GIVEN REQUEST:
Reproduce each of the lines word for word.

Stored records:
★ ★ ★
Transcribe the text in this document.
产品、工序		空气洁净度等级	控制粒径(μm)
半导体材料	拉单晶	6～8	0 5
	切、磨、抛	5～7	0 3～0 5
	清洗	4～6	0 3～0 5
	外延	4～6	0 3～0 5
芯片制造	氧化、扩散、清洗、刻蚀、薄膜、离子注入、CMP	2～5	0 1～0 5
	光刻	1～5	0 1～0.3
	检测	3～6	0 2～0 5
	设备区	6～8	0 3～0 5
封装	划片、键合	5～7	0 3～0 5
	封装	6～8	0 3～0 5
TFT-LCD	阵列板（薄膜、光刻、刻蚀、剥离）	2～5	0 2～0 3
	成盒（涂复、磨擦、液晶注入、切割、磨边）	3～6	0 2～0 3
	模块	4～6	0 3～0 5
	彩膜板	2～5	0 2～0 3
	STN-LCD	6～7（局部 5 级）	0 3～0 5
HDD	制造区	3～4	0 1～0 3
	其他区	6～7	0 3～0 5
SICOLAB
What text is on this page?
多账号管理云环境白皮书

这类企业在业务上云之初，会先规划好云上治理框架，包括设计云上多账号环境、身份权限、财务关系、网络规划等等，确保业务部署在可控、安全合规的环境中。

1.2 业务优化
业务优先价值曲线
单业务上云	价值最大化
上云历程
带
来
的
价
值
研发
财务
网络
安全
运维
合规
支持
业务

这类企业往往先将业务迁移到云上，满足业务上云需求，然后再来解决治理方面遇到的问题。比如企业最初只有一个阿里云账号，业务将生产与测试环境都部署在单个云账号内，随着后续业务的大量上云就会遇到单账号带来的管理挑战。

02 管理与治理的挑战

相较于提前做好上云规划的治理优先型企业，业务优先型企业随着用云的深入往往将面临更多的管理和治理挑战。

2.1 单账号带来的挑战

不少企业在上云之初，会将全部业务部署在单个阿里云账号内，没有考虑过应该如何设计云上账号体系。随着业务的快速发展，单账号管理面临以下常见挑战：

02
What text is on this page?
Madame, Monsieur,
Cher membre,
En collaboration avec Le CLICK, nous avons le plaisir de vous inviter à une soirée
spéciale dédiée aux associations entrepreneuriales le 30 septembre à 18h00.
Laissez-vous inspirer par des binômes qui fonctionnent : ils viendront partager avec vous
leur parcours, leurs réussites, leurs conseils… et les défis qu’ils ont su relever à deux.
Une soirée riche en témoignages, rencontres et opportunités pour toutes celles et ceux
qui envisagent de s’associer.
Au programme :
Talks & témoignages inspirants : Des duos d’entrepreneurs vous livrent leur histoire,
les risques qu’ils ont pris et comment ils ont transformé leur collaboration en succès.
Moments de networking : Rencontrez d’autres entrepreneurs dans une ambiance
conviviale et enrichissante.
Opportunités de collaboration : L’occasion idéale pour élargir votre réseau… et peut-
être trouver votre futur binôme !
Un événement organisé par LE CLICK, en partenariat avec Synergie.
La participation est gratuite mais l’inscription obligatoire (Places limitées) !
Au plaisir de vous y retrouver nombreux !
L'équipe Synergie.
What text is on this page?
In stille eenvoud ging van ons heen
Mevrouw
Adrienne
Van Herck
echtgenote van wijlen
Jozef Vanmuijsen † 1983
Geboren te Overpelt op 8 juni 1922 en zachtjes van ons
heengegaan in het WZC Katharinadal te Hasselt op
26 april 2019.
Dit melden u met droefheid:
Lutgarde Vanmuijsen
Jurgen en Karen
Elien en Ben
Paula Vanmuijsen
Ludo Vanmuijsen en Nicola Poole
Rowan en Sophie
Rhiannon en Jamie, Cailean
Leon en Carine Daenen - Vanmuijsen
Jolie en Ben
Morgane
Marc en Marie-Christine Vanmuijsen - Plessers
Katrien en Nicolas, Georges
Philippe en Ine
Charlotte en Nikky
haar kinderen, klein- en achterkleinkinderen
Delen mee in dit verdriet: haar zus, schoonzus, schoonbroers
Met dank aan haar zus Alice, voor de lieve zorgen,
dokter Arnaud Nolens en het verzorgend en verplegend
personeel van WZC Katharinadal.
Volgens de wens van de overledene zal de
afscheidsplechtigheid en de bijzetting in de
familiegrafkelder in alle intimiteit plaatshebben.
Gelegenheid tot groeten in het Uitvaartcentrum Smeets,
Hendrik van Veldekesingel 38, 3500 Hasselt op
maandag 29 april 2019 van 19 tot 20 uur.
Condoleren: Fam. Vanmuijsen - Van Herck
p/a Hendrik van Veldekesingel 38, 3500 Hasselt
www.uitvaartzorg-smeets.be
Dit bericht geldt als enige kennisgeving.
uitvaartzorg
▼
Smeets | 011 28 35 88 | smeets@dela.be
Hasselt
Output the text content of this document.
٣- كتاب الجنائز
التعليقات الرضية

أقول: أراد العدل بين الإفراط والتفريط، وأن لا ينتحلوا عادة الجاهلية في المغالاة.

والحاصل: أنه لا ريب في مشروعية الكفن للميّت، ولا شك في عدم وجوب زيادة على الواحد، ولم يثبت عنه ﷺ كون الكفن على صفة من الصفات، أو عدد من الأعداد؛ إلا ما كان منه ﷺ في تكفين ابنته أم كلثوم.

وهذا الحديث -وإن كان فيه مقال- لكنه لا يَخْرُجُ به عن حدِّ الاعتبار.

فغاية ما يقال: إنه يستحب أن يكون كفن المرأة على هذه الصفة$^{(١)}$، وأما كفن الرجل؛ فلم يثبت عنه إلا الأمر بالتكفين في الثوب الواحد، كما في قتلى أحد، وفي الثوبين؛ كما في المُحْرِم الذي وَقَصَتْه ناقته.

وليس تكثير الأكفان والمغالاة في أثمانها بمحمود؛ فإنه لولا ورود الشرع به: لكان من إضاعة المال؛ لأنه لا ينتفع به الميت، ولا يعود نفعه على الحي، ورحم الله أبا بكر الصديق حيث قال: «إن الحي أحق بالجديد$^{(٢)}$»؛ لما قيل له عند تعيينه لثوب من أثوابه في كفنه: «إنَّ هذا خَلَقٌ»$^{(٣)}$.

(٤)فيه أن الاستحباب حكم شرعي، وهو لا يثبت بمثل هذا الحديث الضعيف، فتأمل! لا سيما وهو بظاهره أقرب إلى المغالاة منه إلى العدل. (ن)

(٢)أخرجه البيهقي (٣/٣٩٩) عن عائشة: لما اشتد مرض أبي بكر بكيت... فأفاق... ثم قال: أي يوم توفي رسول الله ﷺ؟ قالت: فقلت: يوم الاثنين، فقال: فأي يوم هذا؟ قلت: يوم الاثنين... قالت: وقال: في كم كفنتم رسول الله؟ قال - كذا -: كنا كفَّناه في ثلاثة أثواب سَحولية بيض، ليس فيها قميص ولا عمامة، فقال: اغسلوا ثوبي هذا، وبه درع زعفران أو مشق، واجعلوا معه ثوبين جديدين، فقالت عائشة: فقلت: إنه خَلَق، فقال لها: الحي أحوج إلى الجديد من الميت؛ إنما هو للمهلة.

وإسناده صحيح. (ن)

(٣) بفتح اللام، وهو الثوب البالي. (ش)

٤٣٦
★ ★ ★
SOLUTION TO THIS TASK:
Transcribe the text in this document.
产品、工序		空气洁净度等级	控制粒径(μm)
半导体材料	拉单晶	6～8	0 5
	切、磨、抛	5～7	0 3～0 5
	清洗	4～6	0 3～0 5
	外延	4～6	0 3～0 5
芯片制造	氧化、扩散、清洗、刻蚀、薄膜、离子注入、CMP	2～5	0 1～0 5
	光刻	1～5	0 1～0.3
	检测	3～6	0 2～0 5
	设备区	6～8	0 3～0 5
封装	划片、键合	5～7	0 3～0 5
	封装	6～8	0 3～0 5
TFT-LCD	阵列板（薄膜、光刻、刻蚀、剥离）	2～5	0 2～0 3
	成盒（涂复、磨擦、液晶注入、切割、磨边）	3～6	0 2～0 3
	模块	4～6	0 3～0 5
	彩膜板	2～5	0 2～0 3
	STN-LCD	6～7（局部 5 级）	0 3～0 5
HDD	制造区	3～4	0 1～0 3
	其他区	6～7	0 3～0 5
SICOLAB
What text is on this page?
多账号管理云环境白皮书

这类企业在业务上云之初，会先规划好云上治理框架，包括设计云上多账号环境、身份权限、财务关系、网络规划等等，确保业务部署在可控、安全合规的环境中。

1.2 业务优化
业务优先价值曲线
单业务上云	价值最大化
上云历程
带
来
的
价
值
研发
财务
网络
安全
运维
合规
支持
业务

这类企业往往先将业务迁移到云上，满足业务上云需求，然后再来解决治理方面遇到的问题。比如企业最初只有一个阿里云账号，业务将生产与测试环境都部署在单个云账号内，随着后续业务的大量上云就会遇到单账号带来的管理挑战。

02 管理与治理的挑战

相较于提前做好上云规划的治理优先型企业，业务优先型企业随着用云的深入往往将面临更多的管理和治理挑战。

2.1 单账号带来的挑战

不少企业在上云之初，会将全部业务部署在单个阿里云账号内，没有考虑过应该如何设计云上账号体系。随着业务的快速发展，单账号管理面临以下常见挑战：

02
What text is on this page?
Madame, Monsieur,
Cher membre,
En collaboration avec Le CLICK, nous avons le plaisir de vous inviter à une soirée
spéciale dédiée aux associations entrepreneuriales le 30 septembre à 18h00.
Laissez-vous inspirer par des binômes qui fonctionnent : ils viendront partager avec vous
leur parcours, leurs réussites, leurs conseils… et les défis qu’ils ont su relever à deux.
Une soirée riche en témoignages, rencontres et opportunités pour toutes celles et ceux
qui envisagent de s’associer.
Au programme :
Talks & témoignages inspirants : Des duos d’entrepreneurs vous livrent leur histoire,
les risques qu’ils ont pris et comment ils ont transformé leur collaboration en succès.
Moments de networking : Rencontrez d’autres entrepreneurs dans une ambiance
conviviale et enrichissante.
Opportunités de collaboration : L’occasion idéale pour élargir votre réseau… et peut-
être trouver votre futur binôme !
Un événement organisé par LE CLICK, en partenariat avec Synergie.
La participation est gratuite mais l’inscription obligatoire (Places limitées) !
Au plaisir de vous y retrouver nombreux !
L'équipe Synergie.
What text is on this page?
In stille eenvoud ging van ons heen
Mevrouw
Adrienne
Van Herck
echtgenote van wijlen
Jozef Vanmuijsen † 1983
Geboren te Overpelt op 8 juni 1922 en zachtjes van ons
heengegaan in het WZC Katharinadal te Hasselt op
26 april 2019.
Dit melden u met droefheid:
Lutgarde Vanmuijsen
Jurgen en Karen
Elien en Ben
Paula Vanmuijsen
Ludo Vanmuijsen en Nicola Poole
Rowan en Sophie
Rhiannon en Jamie, Cailean
Leon en Carine Daenen - Vanmuijsen
Jolie en Ben
Morgane
Marc en Marie-Christine Vanmuijsen - Plessers
Katrien en Nicolas, Georges
Philippe en Ine
Charlotte en Nikky
haar kinderen, klein- en achterkleinkinderen
Delen mee in dit verdriet: haar zus, schoonzus, schoonbroers
Met dank aan haar zus Alice, voor de lieve zorgen,
dokter Arnaud Nolens en het verzorgend en verplegend
personeel van WZC Katharinadal.
Volgens de wens van de overledene zal de
afscheidsplechtigheid en de bijzetting in de
familiegrafkelder in alle intimiteit plaatshebben.
Gelegenheid tot groeten in het Uitvaartcentrum Smeets,
Hendrik van Veldekesingel 38, 3500 Hasselt op
maandag 29 april 2019 van 19 tot 20 uur.
Condoleren: Fam. Vanmuijsen - Van Herck
p/a Hendrik van Veldekesingel 38, 3500 Hasselt
www.uitvaartzorg-smeets.be
Dit bericht geldt als enige kennisgeving.
uitvaartzorg
▼
Smeets | 011 28 35 88 | smeets@dela.be
Hasselt
Output the text content of this document.
٣- كتاب الجنائز
التعليقات الرضية

أقول: أراد العدل بين الإفراط والتفريط، وأن لا ينتحلوا عادة الجاهلية في المغالاة.

والحاصل: أنه لا ريب في مشروعية الكفن للميّت، ولا شك في عدم وجوب زيادة على الواحد، ولم يثبت عنه ﷺ كون الكفن على صفة من الصفات، أو عدد من الأعداد؛ إلا ما كان منه ﷺ في تكفين ابنته أم كلثوم.

وهذا الحديث -وإن كان فيه مقال- لكنه لا يَخْرُجُ به عن حدِّ الاعتبار.

فغاية ما يقال: إنه يستحب أن يكون كفن المرأة على هذه الصفة$^{(١)}$، وأما كفن الرجل؛ فلم يثبت عنه إلا الأمر بالتكفين في الثوب الواحد، كما في قتلى أحد، وفي الثوبين؛ كما في المُحْرِم الذي وَقَصَتْه ناقته.

وليس تكثير الأكفان والمغالاة في أثمانها بمحمود؛ فإنه لولا ورود الشرع به: لكان من إضاعة المال؛ لأنه لا ينتفع به الميت، ولا يعود نفعه على الحي، ورحم الله أبا بكر الصديق حيث قال: «إن الحي أحق بالجديد$^{(٢)}$»؛ لما قيل له عند تعيينه لثوب من أثوابه في كفنه: «إنَّ هذا خَلَقٌ»$^{(٣)}$.

(٤)فيه أن الاستحباب حكم شرعي، وهو لا يثبت بمثل هذا الحديث الضعيف، فتأمل! لا سيما وهو بظاهره أقرب إلى المغالاة منه إلى العدل. (ن)

(٢)أخرجه البيهقي (٣/٣٩٩) عن عائشة: لما اشتد مرض أبي بكر بكيت... فأفاق... ثم قال: أي يوم توفي رسول الله ﷺ؟ قالت: فقلت: يوم الاثنين، فقال: فأي يوم هذا؟ قلت: يوم الاثنين... قالت: وقال: في كم كفنتم رسول الله؟ قال - كذا -: كنا كفَّناه في ثلاثة أثواب سَحولية بيض، ليس فيها قميص ولا عمامة، فقال: اغسلوا ثوبي هذا، وبه درع زعفران أو مشق، واجعلوا معه ثوبين جديدين، فقالت عائشة: فقلت: إنه خَلَق، فقال لها: الحي أحوج إلى الجديد من الميت؛ إنما هو للمهلة.

وإسناده صحيح. (ن)

(٣) بفتح اللام، وهو الثوب البالي. (ش)

٤٣٦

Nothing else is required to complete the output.